======== 抜粋本文

同様に、下面側押え板52のうち、ゴム袋体1に接する側の面には、好ましくは、
図5(A)に示すように、押え板52の一方の側縁に沿って延びる突出部57(突出部C)、及び、押え板52の他方の側縁に沿って延びる突出部58(突出部D)が設けられている。突出部57,58は互いに平行に設けてある。締付孔54のそれぞれは、一方の突出部57(突出部C)と他方の突出部58(突出部D)との間に開口するように形成されている。
それぞれの突出部55,56,57,58は、例えば、鉄筋を溶接することにより形成することができるが、鉄筋を溶接する以外の加工方法で突出部を形成するようにしても良い。
【0056】
図4(C)は、
図4(A)に示すC―C線の断面図であり、
図4(A)にC―C線を3箇所示すとおり、いずれの断面も共通する。
図5(C)は、
図5(A)に示すC―C線の断面図であり、
図5(A)にC―C線を3箇所示すとおり、いずれの断面も共通する。このような突出部55,56,57,58を設けることにより、一対の押え板5でゴム袋体1を挟み込んだとき、それぞれの突出部55,56,57,58がゴム袋体1に噛み込み、ストッパの機能を果たす。従って、ゴム袋体1に対して押え板5がズレにくい。

================
======== 提示情報

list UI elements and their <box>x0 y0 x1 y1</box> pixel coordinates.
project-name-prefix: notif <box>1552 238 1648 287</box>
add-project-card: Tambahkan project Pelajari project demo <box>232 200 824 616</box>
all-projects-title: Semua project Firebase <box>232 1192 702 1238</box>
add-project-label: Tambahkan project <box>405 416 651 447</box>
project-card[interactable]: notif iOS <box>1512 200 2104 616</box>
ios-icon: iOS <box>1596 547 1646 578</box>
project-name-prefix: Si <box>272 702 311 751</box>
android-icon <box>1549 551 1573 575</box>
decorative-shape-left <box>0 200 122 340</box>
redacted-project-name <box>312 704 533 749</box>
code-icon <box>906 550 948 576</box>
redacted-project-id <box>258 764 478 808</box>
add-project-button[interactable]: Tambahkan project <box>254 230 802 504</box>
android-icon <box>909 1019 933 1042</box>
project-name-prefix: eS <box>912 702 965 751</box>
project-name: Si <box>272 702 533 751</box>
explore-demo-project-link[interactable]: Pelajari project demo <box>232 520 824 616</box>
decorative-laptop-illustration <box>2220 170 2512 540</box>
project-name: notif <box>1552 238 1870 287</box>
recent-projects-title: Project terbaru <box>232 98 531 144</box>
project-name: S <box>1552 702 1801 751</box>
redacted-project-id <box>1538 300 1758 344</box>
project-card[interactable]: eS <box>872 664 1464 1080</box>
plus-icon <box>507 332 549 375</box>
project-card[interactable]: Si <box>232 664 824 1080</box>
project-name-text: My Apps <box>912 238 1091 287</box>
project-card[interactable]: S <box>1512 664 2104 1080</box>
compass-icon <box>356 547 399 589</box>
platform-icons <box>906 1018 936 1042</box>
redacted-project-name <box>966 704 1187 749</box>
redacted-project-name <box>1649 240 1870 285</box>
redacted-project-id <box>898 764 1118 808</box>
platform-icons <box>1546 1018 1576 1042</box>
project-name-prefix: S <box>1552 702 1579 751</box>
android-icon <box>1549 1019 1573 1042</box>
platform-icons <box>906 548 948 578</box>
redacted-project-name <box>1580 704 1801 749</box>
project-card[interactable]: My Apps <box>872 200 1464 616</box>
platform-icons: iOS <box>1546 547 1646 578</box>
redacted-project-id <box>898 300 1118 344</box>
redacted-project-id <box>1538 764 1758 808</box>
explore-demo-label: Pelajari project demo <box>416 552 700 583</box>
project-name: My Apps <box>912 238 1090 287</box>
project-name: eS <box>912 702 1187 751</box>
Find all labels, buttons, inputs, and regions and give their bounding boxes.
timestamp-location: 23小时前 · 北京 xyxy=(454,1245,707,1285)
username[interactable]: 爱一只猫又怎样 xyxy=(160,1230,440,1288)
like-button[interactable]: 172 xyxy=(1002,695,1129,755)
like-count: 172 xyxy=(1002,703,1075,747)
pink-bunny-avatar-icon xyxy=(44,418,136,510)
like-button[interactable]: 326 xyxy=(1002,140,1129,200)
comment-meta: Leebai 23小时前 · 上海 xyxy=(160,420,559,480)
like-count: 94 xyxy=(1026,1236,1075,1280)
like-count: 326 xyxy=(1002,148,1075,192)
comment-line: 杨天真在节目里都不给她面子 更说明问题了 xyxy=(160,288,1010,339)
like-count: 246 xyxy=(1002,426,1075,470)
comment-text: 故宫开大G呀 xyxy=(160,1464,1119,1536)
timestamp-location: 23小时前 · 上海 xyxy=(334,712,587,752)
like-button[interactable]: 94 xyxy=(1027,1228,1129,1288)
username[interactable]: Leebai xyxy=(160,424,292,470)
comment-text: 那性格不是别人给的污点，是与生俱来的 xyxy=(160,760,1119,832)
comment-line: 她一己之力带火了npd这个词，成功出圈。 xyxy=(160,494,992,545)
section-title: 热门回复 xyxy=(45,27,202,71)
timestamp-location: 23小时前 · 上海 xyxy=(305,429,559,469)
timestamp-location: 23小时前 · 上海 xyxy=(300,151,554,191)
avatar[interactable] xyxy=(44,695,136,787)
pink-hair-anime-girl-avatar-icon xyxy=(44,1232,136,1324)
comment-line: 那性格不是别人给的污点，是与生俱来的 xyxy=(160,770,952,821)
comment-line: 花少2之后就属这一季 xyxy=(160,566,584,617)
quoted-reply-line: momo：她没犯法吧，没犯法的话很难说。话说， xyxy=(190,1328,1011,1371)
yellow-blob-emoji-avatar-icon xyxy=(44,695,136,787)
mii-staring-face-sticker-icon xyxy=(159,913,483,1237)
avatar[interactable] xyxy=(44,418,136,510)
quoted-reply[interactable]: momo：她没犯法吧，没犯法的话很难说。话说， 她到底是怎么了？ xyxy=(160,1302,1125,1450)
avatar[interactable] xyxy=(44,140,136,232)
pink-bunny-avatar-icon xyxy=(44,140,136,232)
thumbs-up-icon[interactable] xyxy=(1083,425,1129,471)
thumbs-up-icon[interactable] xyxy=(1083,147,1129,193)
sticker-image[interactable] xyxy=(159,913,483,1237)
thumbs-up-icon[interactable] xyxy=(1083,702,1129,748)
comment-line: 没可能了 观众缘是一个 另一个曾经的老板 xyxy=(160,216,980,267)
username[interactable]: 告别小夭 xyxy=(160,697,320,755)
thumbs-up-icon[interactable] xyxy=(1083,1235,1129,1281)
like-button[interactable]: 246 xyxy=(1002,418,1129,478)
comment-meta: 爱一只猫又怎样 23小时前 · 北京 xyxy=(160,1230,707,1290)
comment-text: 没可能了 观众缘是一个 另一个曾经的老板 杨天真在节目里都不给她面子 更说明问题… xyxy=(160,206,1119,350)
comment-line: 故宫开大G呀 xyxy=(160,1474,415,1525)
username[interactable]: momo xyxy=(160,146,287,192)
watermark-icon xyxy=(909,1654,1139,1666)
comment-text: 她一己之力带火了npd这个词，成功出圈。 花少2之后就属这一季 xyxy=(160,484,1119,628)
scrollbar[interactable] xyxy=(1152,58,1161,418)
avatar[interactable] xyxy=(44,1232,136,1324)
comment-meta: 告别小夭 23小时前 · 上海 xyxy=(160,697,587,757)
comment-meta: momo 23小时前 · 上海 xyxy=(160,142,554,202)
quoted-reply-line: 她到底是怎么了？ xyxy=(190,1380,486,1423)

================

> _課題のねらい_: 押え板の突出部に関する抜粋本文のうち、「それぞれの突出部55,56,57,58は」から「対して押え板5がズレにくい。」までを一字一句違えずに書き写しなさい。

> _本課題の解答_:
それぞれの突出部55,56,57,58は、例えば、鉄筋を溶接することにより形成することができるが、鉄筋を溶接する以外の加工方法で突出部を形成するようにしても良い。
【0056】
図4(C)は、
図4(A)に示すC―C線の断面図であり、
図4(A)にC―C線を3箇所示すとおり、いずれの断面も共通する。
図5(C)は、
図5(A)に示すC―C線の断面図であり、
図5(A)にC―C線を3箇所示すとおり、いずれの断面も共通する。このような突出部55,56,57,58を設けることにより、一対の押え板5でゴム袋体1を挟み込んだとき、それぞれの突出部55,56,57,58がゴム袋体1に噛み込み、ストッパの機能を果たす。従って、ゴム袋体1に対して押え板5がズレにくい。